[Directions]:
Tally every line of the listing below that holds "JSON", then give the tally alone.

[Supplied entries]:
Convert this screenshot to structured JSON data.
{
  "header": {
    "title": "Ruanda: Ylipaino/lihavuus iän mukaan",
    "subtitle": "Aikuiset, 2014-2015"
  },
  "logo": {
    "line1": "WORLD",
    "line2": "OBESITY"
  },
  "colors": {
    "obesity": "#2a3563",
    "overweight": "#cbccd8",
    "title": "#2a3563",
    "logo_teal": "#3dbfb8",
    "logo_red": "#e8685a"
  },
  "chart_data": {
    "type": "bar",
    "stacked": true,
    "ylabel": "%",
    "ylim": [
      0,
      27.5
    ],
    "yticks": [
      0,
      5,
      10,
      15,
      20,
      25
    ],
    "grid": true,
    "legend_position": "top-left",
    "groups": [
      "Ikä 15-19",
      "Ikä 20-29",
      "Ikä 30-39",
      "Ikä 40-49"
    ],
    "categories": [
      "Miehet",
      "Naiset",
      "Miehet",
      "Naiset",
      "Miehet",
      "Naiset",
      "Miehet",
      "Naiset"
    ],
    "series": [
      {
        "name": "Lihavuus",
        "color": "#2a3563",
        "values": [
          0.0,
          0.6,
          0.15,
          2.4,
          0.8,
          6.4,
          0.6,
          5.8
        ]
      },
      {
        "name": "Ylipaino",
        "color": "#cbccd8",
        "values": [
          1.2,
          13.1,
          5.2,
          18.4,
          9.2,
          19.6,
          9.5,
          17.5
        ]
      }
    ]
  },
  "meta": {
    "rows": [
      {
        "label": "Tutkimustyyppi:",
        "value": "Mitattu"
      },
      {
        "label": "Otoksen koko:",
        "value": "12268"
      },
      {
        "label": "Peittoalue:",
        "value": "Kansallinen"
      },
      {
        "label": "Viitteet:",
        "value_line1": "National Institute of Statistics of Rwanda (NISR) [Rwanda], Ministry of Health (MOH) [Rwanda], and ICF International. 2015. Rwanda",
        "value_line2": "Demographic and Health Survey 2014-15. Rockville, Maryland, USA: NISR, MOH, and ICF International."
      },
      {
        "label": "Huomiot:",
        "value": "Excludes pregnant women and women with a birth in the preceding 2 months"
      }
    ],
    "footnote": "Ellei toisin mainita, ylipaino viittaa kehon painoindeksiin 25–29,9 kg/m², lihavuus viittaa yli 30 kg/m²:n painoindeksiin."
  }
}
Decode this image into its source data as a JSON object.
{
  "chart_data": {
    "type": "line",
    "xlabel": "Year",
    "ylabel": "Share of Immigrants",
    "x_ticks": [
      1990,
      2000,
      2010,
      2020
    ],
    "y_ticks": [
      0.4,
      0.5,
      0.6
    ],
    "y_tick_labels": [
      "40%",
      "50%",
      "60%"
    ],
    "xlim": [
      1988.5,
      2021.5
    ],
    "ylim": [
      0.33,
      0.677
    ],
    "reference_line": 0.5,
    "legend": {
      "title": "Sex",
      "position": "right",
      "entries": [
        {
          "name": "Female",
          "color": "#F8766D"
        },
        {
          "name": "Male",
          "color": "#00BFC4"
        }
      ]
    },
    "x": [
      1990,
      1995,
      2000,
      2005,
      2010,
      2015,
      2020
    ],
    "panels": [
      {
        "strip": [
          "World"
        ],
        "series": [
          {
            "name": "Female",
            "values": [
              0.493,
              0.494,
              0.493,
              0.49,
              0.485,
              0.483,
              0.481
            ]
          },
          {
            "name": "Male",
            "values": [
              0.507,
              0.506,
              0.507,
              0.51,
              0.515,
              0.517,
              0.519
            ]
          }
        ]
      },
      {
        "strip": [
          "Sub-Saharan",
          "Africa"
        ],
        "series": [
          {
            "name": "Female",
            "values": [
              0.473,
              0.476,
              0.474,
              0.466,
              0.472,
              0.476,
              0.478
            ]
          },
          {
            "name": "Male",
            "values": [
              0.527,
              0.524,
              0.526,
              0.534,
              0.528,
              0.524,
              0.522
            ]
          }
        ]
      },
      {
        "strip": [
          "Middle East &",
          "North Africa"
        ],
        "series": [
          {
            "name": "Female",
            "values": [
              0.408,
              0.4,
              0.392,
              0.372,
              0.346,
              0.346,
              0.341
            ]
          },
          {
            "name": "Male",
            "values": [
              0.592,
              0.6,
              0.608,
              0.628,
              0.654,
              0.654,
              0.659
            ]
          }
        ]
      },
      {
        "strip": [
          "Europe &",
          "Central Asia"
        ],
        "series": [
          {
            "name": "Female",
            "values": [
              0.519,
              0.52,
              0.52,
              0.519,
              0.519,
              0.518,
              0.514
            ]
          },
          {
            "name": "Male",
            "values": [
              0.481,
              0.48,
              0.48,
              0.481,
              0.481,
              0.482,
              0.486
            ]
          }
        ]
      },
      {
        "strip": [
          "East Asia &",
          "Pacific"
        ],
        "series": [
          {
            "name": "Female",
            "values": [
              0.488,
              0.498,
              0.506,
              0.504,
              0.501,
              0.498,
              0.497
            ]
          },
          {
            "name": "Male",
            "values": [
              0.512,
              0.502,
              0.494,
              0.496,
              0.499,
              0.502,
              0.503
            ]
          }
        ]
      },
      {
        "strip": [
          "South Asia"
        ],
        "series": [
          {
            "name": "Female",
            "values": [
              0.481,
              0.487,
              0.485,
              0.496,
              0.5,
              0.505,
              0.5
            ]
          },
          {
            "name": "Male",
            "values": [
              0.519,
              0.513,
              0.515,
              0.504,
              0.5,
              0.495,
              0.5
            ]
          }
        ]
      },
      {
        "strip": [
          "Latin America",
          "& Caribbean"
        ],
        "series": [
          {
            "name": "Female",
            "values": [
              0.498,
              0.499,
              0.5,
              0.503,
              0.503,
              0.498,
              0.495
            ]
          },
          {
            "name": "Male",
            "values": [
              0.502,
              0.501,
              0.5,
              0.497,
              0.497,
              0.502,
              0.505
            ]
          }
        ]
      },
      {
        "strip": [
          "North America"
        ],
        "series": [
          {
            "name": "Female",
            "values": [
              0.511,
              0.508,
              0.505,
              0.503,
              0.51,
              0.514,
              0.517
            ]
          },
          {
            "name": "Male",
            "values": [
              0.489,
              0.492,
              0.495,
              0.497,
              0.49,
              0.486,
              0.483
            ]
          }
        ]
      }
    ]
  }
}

[Exercise output]:
2